### RECORD LIST

**********

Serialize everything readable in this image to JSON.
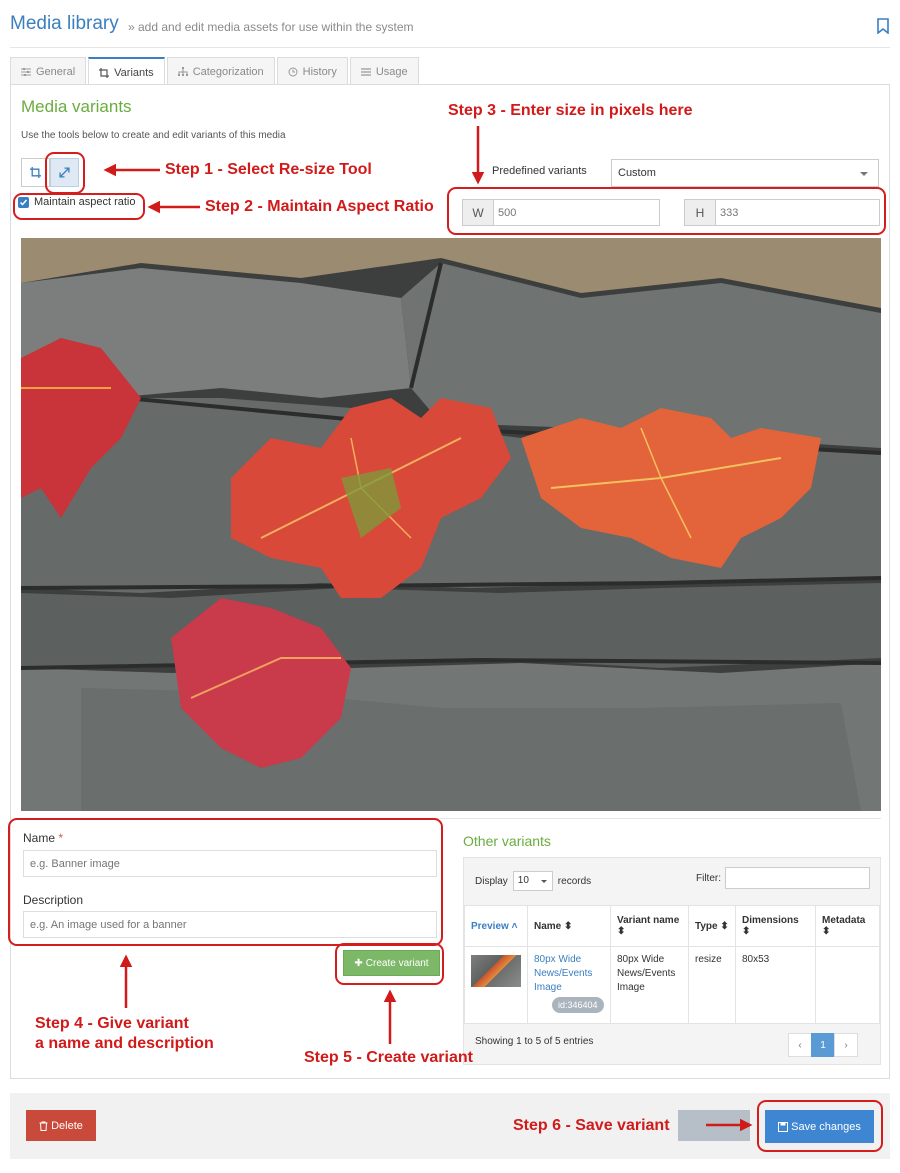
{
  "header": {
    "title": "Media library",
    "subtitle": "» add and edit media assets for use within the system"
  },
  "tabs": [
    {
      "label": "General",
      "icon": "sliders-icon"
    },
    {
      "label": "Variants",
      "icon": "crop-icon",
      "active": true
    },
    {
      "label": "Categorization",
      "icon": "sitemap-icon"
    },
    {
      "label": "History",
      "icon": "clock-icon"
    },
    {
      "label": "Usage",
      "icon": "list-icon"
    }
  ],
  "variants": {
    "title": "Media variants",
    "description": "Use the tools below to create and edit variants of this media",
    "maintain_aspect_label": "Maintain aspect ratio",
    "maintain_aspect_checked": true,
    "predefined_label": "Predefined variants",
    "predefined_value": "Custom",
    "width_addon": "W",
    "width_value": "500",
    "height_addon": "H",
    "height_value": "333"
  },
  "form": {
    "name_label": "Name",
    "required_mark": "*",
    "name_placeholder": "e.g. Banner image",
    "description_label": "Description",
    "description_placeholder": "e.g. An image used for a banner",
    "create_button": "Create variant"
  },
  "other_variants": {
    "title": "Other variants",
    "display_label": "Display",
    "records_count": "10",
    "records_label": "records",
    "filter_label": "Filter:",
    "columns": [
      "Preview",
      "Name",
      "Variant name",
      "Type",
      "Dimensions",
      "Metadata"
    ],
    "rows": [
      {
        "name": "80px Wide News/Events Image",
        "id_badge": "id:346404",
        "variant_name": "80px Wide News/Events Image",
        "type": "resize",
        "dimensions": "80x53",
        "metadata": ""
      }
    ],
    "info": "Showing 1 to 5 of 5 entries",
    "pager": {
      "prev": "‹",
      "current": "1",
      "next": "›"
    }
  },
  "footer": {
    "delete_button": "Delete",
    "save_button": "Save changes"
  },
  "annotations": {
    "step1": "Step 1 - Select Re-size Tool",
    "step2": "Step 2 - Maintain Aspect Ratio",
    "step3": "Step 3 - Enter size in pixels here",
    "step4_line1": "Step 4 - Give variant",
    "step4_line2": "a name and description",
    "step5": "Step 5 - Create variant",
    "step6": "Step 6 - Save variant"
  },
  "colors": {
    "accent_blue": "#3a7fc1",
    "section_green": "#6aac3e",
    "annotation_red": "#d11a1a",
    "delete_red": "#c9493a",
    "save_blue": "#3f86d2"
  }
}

**********

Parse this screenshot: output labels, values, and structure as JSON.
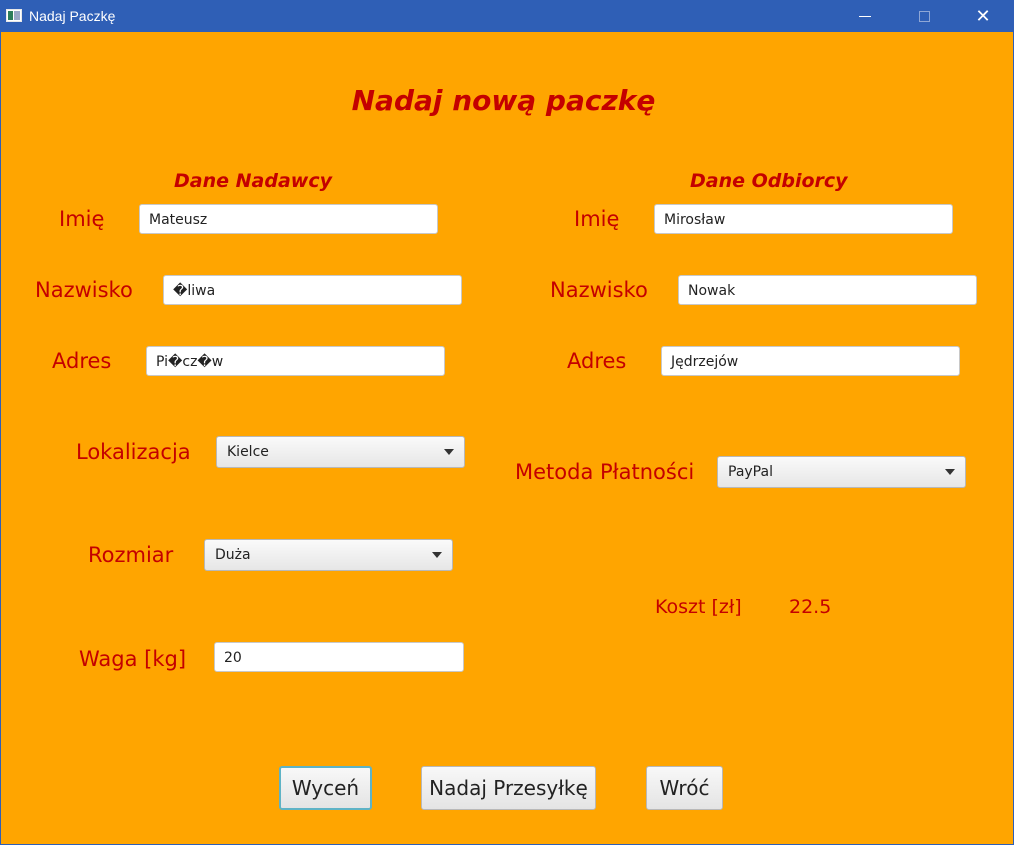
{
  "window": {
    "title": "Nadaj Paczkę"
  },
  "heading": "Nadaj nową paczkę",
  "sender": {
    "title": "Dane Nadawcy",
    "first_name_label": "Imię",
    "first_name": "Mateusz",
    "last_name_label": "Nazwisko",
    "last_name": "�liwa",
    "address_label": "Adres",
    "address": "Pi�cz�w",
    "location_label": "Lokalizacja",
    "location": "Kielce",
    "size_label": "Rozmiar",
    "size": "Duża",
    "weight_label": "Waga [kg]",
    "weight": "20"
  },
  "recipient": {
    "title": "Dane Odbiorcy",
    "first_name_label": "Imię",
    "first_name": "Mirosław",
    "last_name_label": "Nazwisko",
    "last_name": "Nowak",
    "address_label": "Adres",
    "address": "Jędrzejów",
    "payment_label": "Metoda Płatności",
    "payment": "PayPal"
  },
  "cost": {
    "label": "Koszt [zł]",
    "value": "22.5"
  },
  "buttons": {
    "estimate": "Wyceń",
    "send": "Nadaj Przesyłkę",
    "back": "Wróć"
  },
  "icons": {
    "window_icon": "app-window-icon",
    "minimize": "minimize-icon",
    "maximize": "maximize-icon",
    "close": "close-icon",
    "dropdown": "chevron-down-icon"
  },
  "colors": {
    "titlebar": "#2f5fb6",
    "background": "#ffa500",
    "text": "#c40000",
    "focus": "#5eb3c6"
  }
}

**********

In the material above, find the lines that contain "this" and show them.

### OUTPUT OF THE TASK
Serialize everything readable in this image to JSON.
    "description": "Use the tools below to create and edit variants of this media",
Parse this screenshot: output labels, values, and structure as JSON.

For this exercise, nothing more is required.